[Start Source material]
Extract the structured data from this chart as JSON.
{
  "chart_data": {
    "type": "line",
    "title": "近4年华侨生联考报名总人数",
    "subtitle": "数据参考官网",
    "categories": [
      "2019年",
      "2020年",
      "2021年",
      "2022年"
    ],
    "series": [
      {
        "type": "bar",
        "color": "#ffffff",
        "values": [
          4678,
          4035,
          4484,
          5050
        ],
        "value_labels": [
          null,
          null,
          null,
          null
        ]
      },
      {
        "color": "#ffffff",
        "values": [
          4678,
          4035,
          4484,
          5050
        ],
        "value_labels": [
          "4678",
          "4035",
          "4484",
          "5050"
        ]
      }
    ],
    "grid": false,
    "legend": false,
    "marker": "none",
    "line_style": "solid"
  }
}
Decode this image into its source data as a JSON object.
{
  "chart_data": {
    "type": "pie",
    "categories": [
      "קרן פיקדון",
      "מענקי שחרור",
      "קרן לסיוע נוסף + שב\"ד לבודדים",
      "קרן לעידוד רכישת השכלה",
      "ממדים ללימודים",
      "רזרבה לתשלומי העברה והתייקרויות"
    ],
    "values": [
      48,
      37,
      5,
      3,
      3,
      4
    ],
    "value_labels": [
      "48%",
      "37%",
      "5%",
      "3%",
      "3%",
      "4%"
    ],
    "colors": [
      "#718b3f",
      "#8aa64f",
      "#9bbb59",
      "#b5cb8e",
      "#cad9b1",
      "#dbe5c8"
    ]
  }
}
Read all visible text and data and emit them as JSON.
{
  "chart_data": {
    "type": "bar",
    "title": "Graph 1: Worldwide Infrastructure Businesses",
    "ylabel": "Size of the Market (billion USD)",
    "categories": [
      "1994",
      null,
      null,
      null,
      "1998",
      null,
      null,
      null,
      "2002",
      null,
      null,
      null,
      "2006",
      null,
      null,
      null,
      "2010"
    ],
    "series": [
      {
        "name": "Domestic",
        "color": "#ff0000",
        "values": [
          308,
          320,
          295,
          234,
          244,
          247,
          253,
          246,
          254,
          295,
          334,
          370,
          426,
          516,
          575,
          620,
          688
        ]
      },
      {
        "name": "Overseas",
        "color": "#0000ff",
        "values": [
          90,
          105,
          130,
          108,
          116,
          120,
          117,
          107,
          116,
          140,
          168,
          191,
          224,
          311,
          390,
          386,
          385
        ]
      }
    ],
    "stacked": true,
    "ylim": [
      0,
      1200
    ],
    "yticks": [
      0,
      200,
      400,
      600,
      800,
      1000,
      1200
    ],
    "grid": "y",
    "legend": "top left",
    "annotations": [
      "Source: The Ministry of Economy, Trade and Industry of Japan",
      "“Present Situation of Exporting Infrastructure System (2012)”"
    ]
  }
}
[End Source material]
(Instructions to follow):
Restate each record word for word.

(Solution below):
Extract the structured data from this chart as JSON.
{
  "chart_data": {
    "type": "line",
    "title": "近4年华侨生联考报名总人数",
    "subtitle": "数据参考官网",
    "categories": [
      "2019年",
      "2020年",
      "2021年",
      "2022年"
    ],
    "series": [
      {
        "type": "bar",
        "color": "#ffffff",
        "values": [
          4678,
          4035,
          4484,
          5050
        ],
        "value_labels": [
          null,
          null,
          null,
          null
        ]
      },
      {
        "color": "#ffffff",
        "values": [
          4678,
          4035,
          4484,
          5050
        ],
        "value_labels": [
          "4678",
          "4035",
          "4484",
          "5050"
        ]
      }
    ],
    "grid": false,
    "legend": false,
    "marker": "none",
    "line_style": "solid"
  }
}
Decode this image into its source data as a JSON object.
{
  "chart_data": {
    "type": "pie",
    "categories": [
      "קרן פיקדון",
      "מענקי שחרור",
      "קרן לסיוע נוסף + שב\"ד לבודדים",
      "קרן לעידוד רכישת השכלה",
      "ממדים ללימודים",
      "רזרבה לתשלומי העברה והתייקרויות"
    ],
    "values": [
      48,
      37,
      5,
      3,
      3,
      4
    ],
    "value_labels": [
      "48%",
      "37%",
      "5%",
      "3%",
      "3%",
      "4%"
    ],
    "colors": [
      "#718b3f",
      "#8aa64f",
      "#9bbb59",
      "#b5cb8e",
      "#cad9b1",
      "#dbe5c8"
    ]
  }
}
Read all visible text and data and emit them as JSON.
{
  "chart_data": {
    "type": "bar",
    "title": "Graph 1: Worldwide Infrastructure Businesses",
    "ylabel": "Size of the Market (billion USD)",
    "categories": [
      "1994",
      null,
      null,
      null,
      "1998",
      null,
      null,
      null,
      "2002",
      null,
      null,
      null,
      "2006",
      null,
      null,
      null,
      "2010"
    ],
    "series": [
      {
        "name": "Domestic",
        "color": "#ff0000",
        "values": [
          308,
          320,
          295,
          234,
          244,
          247,
          253,
          246,
          254,
          295,
          334,
          370,
          426,
          516,
          575,
          620,
          688
        ]
      },
      {
        "name": "Overseas",
        "color": "#0000ff",
        "values": [
          90,
          105,
          130,
          108,
          116,
          120,
          117,
          107,
          116,
          140,
          168,
          191,
          224,
          311,
          390,
          386,
          385
        ]
      }
    ],
    "stacked": true,
    "ylim": [
      0,
      1200
    ],
    "yticks": [
      0,
      200,
      400,
      600,
      800,
      1000,
      1200
    ],
    "grid": "y",
    "legend": "top left",
    "annotations": [
      "Source: The Ministry of Economy, Trade and Industry of Japan",
      "“Present Situation of Exporting Infrastructure System (2012)”"
    ]
  }
}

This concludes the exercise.